WORK INSTRUCTIONS: Show all lines holding the string "Rights".

═════ RECORDS FOR THE TASK ═════

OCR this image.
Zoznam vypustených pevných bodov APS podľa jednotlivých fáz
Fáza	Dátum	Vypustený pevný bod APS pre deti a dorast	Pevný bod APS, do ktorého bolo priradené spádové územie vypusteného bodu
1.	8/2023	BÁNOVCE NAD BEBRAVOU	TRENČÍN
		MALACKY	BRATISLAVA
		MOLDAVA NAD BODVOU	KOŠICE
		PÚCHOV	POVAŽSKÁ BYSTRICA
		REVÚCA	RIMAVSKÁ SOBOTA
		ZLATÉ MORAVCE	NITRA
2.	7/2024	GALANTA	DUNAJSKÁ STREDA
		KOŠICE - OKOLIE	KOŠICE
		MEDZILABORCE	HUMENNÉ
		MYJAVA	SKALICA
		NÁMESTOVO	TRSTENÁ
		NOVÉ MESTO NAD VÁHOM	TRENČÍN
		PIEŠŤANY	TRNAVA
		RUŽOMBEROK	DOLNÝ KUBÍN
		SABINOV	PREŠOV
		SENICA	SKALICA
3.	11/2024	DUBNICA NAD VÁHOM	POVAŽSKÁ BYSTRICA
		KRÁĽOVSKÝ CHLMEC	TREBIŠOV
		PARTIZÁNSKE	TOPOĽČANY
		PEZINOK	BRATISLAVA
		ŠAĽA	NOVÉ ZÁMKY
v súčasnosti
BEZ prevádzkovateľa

═════
═════ RECORDS FOR THE TASK ═════

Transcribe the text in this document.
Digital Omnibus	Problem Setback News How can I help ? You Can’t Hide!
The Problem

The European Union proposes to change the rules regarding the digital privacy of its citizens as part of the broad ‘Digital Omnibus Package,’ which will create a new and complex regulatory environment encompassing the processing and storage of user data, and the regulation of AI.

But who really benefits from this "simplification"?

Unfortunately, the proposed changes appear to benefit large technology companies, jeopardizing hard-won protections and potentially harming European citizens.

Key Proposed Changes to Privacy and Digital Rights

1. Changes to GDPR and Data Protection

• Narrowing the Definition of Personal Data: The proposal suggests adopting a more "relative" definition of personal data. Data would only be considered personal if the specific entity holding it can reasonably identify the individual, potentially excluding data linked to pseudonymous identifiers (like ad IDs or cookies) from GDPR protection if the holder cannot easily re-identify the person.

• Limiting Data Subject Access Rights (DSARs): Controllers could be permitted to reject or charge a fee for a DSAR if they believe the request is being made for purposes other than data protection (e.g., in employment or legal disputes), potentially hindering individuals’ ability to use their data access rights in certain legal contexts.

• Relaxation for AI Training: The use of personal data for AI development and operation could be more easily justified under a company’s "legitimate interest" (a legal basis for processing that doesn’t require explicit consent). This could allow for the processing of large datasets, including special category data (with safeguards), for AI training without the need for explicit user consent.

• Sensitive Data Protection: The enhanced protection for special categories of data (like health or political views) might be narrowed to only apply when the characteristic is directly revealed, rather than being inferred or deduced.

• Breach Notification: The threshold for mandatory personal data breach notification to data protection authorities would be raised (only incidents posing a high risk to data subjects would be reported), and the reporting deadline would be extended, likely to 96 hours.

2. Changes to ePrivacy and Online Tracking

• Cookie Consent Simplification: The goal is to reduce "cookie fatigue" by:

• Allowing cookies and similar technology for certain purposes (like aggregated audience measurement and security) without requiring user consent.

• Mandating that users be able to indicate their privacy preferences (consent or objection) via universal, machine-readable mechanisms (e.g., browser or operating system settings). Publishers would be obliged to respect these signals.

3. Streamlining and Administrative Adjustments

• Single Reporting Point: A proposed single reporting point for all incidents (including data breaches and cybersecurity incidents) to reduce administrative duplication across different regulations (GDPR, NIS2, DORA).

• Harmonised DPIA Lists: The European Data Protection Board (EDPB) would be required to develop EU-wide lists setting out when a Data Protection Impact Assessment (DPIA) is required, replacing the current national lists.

═════

RIGHT ANSWER:
Key Proposed Changes to Privacy and Digital Rights
• Limiting Data Subject Access Rights (DSARs): Controllers could be permitted to reject or charge a fee for a DSAR if they believe the request is being made for purposes other than data protection (e.g., in employment or legal disputes), potentially hindering individuals’ ability to use their data access rights in certain legal contexts.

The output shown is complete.